▶ Data entries
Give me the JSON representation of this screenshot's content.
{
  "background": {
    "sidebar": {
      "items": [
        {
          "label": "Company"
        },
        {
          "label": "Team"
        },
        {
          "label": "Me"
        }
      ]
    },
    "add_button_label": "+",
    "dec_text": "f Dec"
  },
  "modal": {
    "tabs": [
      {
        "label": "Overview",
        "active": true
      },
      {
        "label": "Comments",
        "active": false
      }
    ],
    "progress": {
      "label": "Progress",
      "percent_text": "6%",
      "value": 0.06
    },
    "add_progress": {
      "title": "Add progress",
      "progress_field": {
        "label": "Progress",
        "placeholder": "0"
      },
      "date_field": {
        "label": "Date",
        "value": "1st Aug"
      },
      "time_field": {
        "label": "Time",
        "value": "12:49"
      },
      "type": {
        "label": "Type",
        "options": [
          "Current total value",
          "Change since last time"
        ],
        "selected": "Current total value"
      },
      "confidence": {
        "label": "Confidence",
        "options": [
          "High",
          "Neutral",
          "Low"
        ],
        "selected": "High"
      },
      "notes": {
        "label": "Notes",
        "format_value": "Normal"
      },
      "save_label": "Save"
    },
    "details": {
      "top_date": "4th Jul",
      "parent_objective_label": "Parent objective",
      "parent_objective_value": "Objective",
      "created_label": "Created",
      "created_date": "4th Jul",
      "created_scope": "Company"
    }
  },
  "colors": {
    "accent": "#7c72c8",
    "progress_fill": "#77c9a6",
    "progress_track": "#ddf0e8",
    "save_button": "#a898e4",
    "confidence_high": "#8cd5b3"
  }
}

...

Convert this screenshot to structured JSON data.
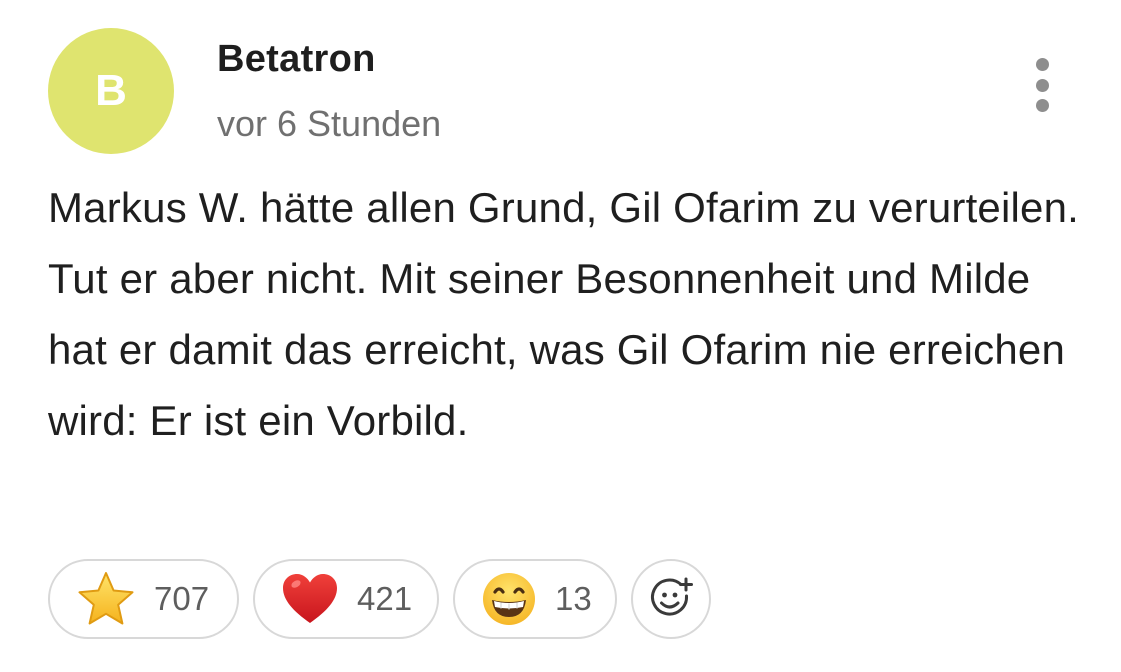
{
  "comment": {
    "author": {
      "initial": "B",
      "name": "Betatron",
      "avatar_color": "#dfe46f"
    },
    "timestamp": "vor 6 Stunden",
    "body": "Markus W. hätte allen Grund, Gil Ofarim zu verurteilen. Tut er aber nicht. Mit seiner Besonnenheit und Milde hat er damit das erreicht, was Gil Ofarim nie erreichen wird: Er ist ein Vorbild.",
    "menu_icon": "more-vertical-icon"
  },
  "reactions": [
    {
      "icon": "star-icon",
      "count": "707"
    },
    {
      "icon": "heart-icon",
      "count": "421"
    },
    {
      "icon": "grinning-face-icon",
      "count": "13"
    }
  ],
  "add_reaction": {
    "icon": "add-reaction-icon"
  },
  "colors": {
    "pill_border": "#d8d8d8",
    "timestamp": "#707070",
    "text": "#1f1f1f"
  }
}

▶ Set task
From the entries above, select each line containing the string "screenshot".

▶ Reply
Give me the JSON representation of this screenshot's content.
Convert this screenshot to structured JSON data.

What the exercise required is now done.